THE PROBLEM => Reproduce the lines of the listing character for character, starting at the line that contains "all-sample-point [344, 449, 352, 457]" and ending at the line that contains "x-tick-label: −16 [159, 545, 191, 563]", with both of those lines included.
╭─ TASK INPUT
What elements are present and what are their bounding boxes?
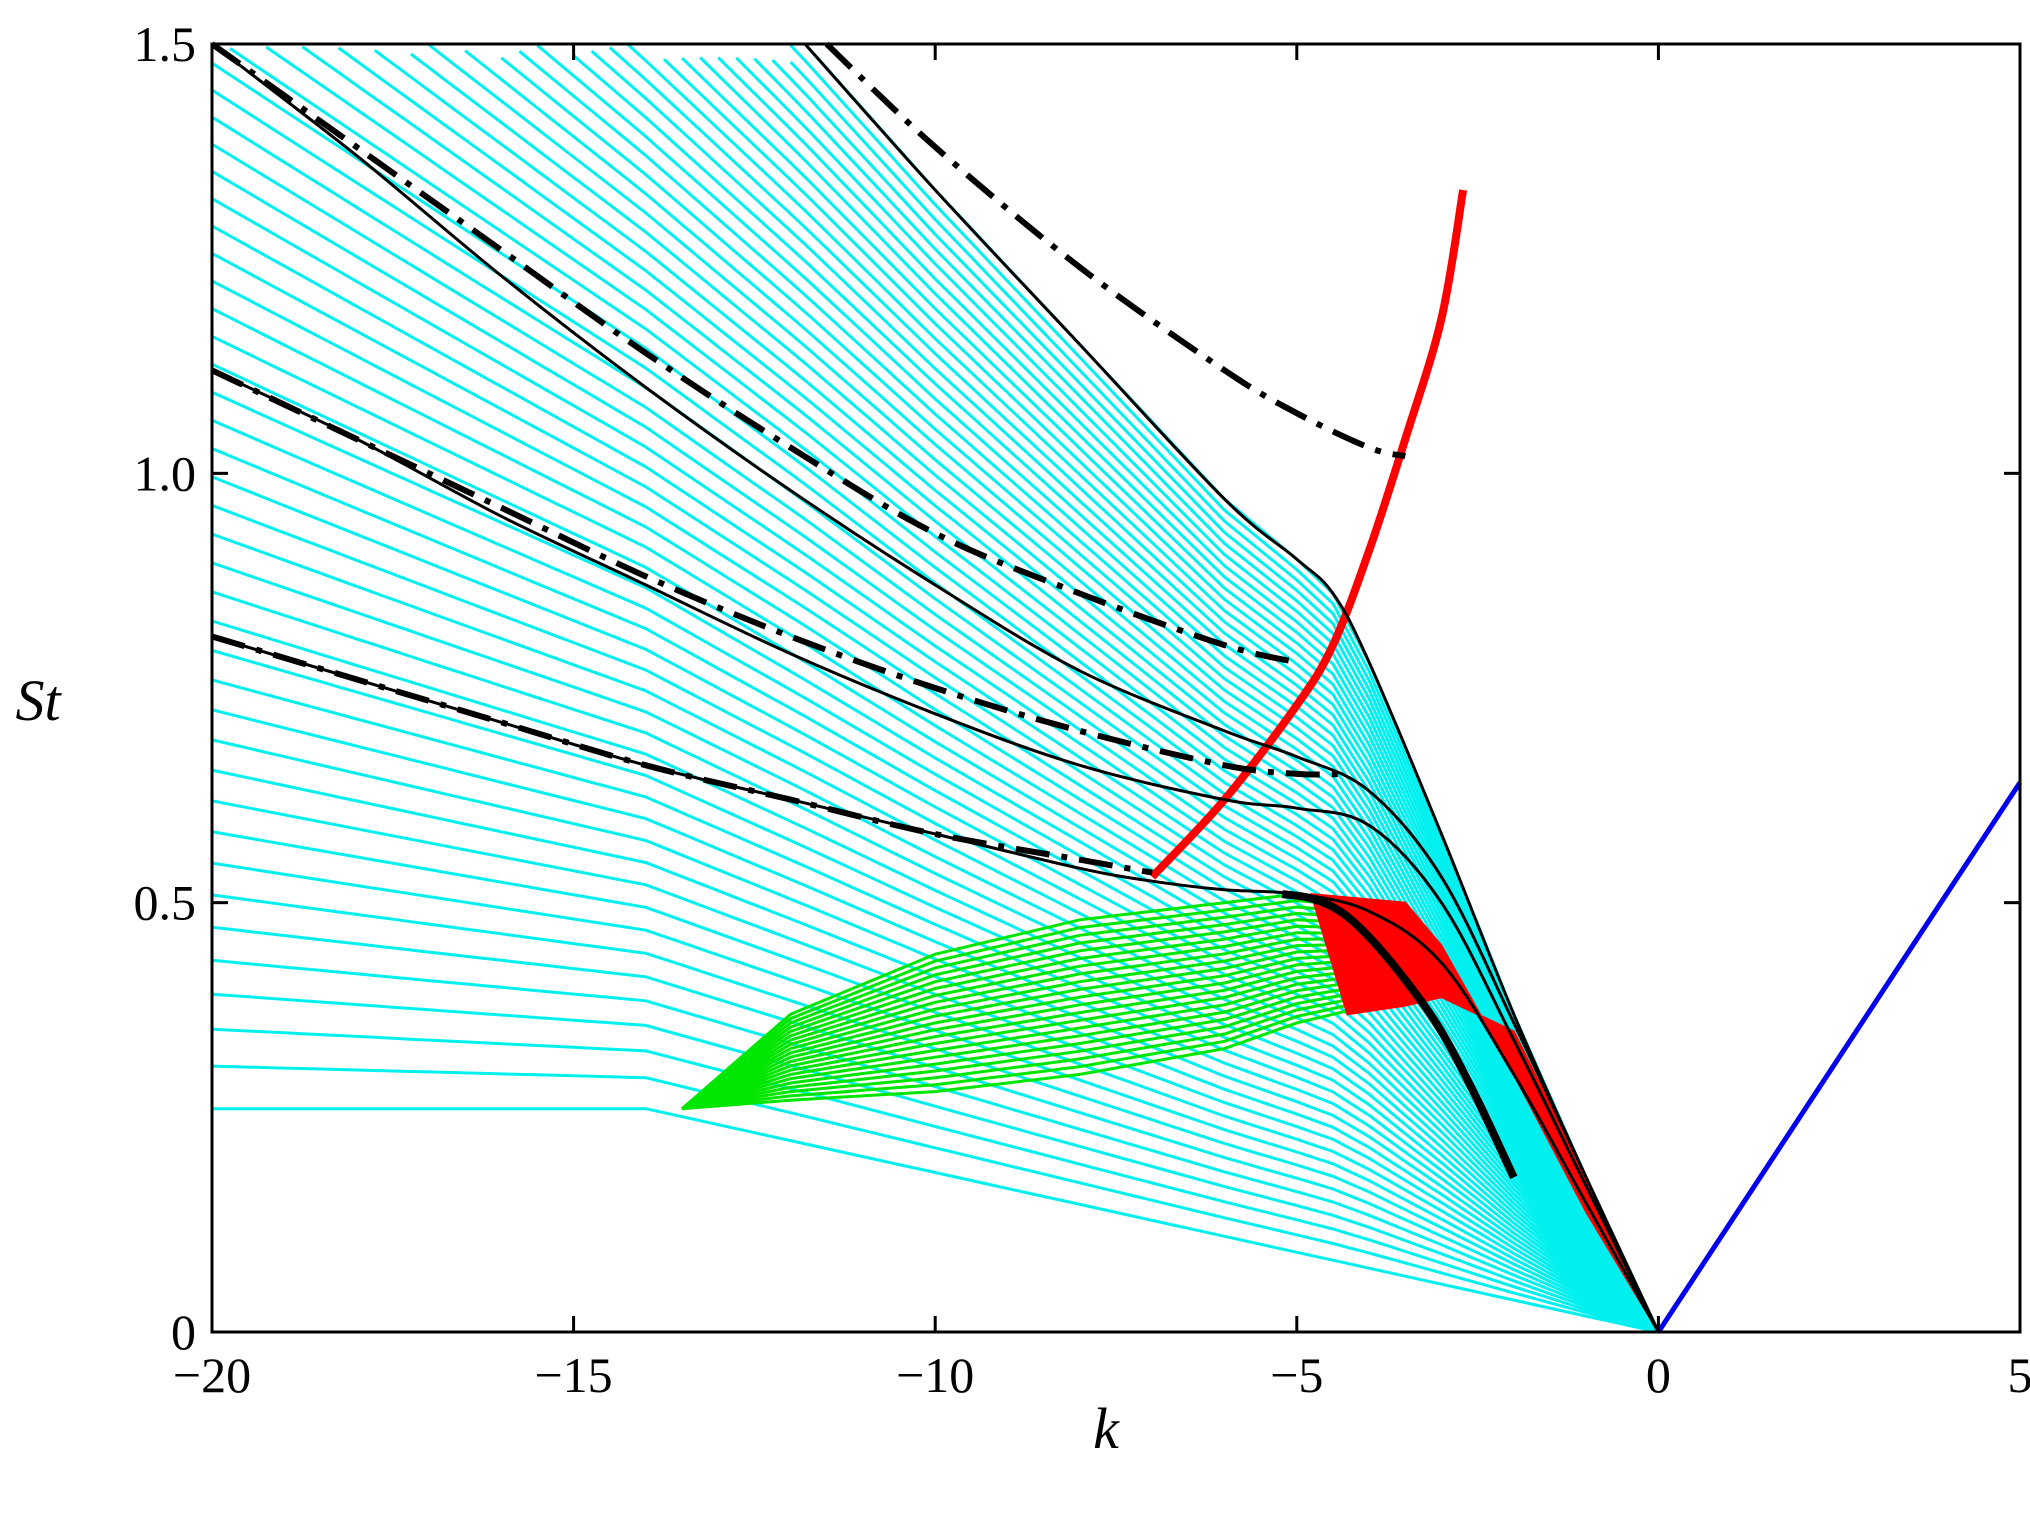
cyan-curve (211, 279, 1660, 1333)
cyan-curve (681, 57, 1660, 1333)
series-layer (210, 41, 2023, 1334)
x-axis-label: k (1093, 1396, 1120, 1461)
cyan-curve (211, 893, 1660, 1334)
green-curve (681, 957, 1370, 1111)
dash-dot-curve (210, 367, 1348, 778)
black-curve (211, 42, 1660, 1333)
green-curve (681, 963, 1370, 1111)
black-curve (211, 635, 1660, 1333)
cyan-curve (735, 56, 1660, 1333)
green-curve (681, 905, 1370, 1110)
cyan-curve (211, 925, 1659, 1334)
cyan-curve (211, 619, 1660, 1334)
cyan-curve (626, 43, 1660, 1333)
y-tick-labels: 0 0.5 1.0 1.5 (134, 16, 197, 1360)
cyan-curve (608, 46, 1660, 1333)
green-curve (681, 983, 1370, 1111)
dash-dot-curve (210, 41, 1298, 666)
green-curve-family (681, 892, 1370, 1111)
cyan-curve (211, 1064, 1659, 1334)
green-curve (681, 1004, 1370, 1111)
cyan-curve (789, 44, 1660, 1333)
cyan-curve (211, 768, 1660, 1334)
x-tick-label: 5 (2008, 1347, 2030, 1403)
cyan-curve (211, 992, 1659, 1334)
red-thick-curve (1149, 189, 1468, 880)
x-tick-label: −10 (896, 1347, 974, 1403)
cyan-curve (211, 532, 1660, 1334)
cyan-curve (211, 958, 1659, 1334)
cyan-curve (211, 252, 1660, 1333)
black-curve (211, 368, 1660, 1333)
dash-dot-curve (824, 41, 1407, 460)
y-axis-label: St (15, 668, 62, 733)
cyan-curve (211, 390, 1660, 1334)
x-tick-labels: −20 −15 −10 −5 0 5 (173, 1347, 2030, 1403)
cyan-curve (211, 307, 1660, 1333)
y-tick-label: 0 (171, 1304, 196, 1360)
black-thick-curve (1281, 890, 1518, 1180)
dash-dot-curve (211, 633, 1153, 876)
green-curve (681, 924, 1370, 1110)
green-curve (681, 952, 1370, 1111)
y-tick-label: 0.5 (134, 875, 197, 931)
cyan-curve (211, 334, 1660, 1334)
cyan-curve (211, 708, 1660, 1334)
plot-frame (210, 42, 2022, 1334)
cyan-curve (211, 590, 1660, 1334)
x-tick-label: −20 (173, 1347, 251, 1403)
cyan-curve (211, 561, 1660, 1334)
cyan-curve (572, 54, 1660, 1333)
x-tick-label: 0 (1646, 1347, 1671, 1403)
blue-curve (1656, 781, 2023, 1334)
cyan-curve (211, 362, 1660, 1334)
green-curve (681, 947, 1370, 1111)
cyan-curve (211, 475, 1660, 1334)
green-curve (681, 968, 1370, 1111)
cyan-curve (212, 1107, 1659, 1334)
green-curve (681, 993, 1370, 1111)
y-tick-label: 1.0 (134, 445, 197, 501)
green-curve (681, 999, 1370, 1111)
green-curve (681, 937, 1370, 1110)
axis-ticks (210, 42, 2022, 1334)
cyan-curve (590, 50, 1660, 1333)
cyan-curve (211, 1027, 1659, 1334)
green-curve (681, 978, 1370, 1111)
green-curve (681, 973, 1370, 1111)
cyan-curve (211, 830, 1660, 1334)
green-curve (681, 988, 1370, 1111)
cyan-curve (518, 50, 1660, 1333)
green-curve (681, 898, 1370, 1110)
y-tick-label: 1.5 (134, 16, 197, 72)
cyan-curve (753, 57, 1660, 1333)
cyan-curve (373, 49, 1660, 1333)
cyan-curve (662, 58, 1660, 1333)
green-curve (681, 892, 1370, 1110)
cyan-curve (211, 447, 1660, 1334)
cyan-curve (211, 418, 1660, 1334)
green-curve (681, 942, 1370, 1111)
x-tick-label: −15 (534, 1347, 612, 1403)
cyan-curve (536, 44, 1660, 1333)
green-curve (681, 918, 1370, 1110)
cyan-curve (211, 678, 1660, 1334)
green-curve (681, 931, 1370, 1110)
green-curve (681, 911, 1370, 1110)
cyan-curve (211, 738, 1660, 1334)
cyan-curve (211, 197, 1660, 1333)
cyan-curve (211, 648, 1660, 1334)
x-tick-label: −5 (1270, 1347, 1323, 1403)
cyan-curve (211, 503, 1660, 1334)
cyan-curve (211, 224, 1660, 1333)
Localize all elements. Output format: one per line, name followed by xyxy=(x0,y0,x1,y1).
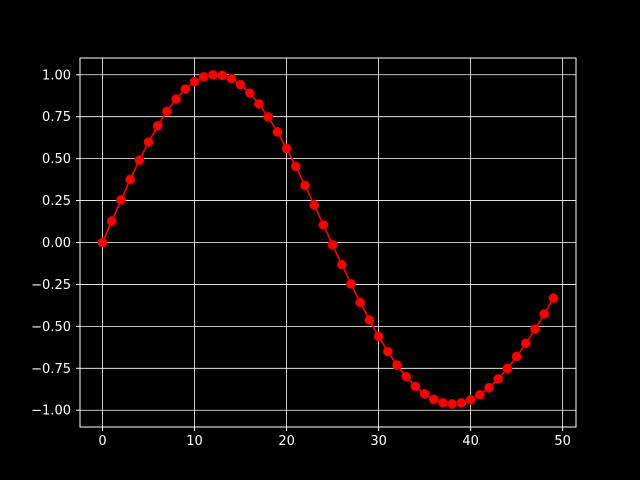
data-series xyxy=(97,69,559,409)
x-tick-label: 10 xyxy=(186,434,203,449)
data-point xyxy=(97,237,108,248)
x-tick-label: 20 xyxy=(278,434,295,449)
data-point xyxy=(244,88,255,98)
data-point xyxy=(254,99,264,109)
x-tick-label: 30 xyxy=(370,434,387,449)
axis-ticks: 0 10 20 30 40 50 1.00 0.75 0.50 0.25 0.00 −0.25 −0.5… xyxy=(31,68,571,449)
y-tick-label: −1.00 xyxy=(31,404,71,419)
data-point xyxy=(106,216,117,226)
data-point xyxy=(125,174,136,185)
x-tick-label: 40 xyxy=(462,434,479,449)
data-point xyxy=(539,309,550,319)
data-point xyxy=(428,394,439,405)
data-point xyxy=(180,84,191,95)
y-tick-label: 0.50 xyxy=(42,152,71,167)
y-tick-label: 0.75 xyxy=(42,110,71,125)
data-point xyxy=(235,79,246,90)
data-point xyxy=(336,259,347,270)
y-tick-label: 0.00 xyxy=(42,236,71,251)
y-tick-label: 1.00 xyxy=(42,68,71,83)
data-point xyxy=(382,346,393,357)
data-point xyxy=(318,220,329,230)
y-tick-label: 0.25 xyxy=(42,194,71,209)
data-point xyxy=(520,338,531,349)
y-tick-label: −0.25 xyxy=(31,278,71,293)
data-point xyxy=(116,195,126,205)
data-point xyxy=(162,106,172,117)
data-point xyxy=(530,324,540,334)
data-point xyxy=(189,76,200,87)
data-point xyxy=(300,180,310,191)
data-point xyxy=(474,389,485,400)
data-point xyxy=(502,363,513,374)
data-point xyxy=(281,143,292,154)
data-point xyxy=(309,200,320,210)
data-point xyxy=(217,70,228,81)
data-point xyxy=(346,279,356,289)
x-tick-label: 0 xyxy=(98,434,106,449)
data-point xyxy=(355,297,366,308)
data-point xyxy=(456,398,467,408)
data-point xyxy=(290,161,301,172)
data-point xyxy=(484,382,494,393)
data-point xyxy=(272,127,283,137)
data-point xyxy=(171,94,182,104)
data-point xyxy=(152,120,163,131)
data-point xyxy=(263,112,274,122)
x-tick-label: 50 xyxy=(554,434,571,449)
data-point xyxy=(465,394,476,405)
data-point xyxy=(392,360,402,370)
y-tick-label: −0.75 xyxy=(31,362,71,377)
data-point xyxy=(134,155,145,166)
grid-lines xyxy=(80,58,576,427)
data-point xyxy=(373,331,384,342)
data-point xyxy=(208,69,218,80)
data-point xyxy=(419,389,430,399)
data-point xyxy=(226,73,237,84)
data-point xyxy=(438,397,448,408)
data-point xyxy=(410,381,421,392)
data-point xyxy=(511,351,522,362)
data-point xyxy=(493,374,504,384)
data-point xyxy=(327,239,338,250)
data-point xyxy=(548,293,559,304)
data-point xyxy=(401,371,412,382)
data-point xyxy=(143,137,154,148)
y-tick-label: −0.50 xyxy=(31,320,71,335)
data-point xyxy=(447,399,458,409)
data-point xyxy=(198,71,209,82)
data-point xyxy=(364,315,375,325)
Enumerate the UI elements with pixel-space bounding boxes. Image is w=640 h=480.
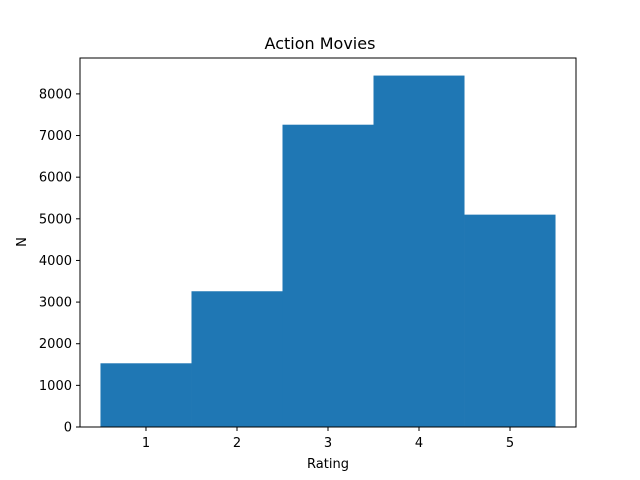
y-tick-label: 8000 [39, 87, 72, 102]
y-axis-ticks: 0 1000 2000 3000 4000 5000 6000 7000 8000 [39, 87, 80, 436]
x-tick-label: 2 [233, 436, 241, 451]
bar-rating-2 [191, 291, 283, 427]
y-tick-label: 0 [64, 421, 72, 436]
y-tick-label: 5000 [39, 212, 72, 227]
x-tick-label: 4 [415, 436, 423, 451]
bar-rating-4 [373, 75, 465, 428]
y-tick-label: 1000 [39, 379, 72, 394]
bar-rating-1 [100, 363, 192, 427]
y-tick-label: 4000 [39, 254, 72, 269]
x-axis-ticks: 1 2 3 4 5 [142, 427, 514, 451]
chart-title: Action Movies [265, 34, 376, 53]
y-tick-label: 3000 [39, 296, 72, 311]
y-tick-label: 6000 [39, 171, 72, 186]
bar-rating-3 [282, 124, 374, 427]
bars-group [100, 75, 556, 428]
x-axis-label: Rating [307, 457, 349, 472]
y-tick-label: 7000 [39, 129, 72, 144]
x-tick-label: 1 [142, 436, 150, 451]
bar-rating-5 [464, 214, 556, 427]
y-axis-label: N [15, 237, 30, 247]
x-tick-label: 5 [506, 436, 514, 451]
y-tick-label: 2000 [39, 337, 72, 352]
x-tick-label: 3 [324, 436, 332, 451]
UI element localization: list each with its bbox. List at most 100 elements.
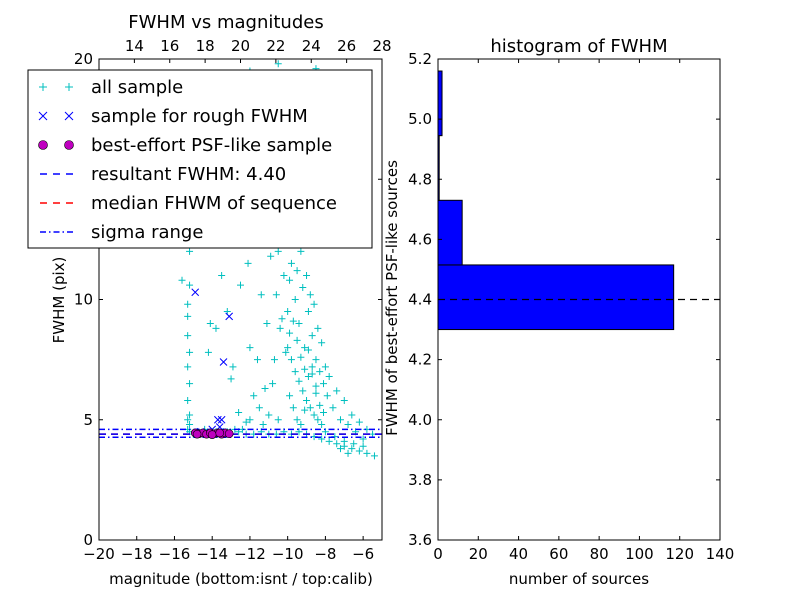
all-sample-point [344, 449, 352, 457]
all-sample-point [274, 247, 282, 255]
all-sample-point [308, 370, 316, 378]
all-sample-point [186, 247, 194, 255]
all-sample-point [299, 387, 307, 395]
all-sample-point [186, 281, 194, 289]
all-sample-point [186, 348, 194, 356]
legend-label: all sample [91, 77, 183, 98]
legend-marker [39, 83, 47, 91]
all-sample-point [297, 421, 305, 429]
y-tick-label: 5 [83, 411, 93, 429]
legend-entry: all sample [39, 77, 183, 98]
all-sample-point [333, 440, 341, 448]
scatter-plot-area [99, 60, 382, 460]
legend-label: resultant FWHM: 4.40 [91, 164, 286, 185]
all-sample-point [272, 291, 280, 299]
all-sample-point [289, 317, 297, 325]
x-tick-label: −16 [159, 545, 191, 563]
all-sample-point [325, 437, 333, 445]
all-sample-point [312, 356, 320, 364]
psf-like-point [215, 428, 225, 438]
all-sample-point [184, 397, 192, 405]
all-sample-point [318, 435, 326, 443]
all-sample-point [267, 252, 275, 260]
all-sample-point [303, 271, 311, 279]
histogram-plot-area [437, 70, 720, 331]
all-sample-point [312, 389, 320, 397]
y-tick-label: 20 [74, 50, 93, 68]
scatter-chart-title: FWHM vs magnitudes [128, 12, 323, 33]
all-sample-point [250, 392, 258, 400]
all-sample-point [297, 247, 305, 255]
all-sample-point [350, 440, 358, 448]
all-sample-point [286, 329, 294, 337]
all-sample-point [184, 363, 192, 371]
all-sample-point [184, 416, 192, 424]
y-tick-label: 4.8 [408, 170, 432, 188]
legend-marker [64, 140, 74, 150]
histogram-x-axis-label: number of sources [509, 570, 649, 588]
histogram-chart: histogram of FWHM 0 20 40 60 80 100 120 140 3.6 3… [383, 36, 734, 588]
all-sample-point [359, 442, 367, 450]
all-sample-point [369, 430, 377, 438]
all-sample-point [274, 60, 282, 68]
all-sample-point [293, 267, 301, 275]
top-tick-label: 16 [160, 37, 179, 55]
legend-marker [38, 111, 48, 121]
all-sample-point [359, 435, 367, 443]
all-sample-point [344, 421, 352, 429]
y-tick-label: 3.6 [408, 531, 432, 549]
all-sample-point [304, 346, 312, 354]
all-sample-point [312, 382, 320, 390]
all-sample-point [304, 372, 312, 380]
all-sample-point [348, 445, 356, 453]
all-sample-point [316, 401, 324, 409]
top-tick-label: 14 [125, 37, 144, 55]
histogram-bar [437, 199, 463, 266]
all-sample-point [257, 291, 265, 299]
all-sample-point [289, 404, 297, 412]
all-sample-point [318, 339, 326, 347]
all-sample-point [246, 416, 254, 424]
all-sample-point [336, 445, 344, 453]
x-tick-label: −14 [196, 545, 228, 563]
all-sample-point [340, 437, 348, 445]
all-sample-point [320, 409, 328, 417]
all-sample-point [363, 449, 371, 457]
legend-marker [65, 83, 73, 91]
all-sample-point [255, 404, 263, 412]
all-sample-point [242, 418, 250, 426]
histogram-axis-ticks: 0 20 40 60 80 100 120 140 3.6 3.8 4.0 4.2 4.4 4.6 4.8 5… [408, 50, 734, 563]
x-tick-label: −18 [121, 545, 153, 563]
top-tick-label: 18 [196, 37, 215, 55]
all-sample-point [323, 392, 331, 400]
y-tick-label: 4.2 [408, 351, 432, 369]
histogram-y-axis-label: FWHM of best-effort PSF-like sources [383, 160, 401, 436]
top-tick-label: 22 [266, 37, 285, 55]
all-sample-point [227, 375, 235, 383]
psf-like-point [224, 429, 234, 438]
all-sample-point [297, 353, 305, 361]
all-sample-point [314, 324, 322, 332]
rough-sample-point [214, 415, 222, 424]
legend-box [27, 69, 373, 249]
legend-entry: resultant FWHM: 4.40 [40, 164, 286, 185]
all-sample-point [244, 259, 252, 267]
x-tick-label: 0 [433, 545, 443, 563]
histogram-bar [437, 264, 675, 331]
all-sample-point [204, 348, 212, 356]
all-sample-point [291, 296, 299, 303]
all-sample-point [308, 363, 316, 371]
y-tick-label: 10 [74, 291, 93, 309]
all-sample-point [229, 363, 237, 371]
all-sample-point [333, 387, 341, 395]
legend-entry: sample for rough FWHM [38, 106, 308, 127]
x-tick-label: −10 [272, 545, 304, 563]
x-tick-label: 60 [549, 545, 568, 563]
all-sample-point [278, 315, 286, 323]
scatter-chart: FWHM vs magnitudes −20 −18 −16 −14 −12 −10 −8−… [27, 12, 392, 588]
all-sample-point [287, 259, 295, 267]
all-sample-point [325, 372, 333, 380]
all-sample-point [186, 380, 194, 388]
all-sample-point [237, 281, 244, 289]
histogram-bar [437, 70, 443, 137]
╰─
EXPECTED OUTPUT =>
all-sample-point [344, 449, 352, 457]
all-sample-point [274, 247, 282, 255]
all-sample-point [308, 370, 316, 378]
all-sample-point [186, 247, 194, 255]
all-sample-point [299, 387, 307, 395]
all-sample-point [186, 281, 194, 289]
all-sample-point [186, 348, 194, 356]
legend-label: all sample [91, 77, 183, 98]
legend-marker [39, 83, 47, 91]
all-sample-point [297, 421, 305, 429]
y-tick-label: 5 [83, 411, 93, 429]
legend-entry: all sample [39, 77, 183, 98]
all-sample-point [333, 440, 341, 448]
scatter-plot-area [99, 60, 382, 460]
legend-label: resultant FWHM: 4.40 [91, 164, 286, 185]
all-sample-point [272, 291, 280, 299]
all-sample-point [289, 317, 297, 325]
x-tick-label: −16 [159, 545, 191, 563]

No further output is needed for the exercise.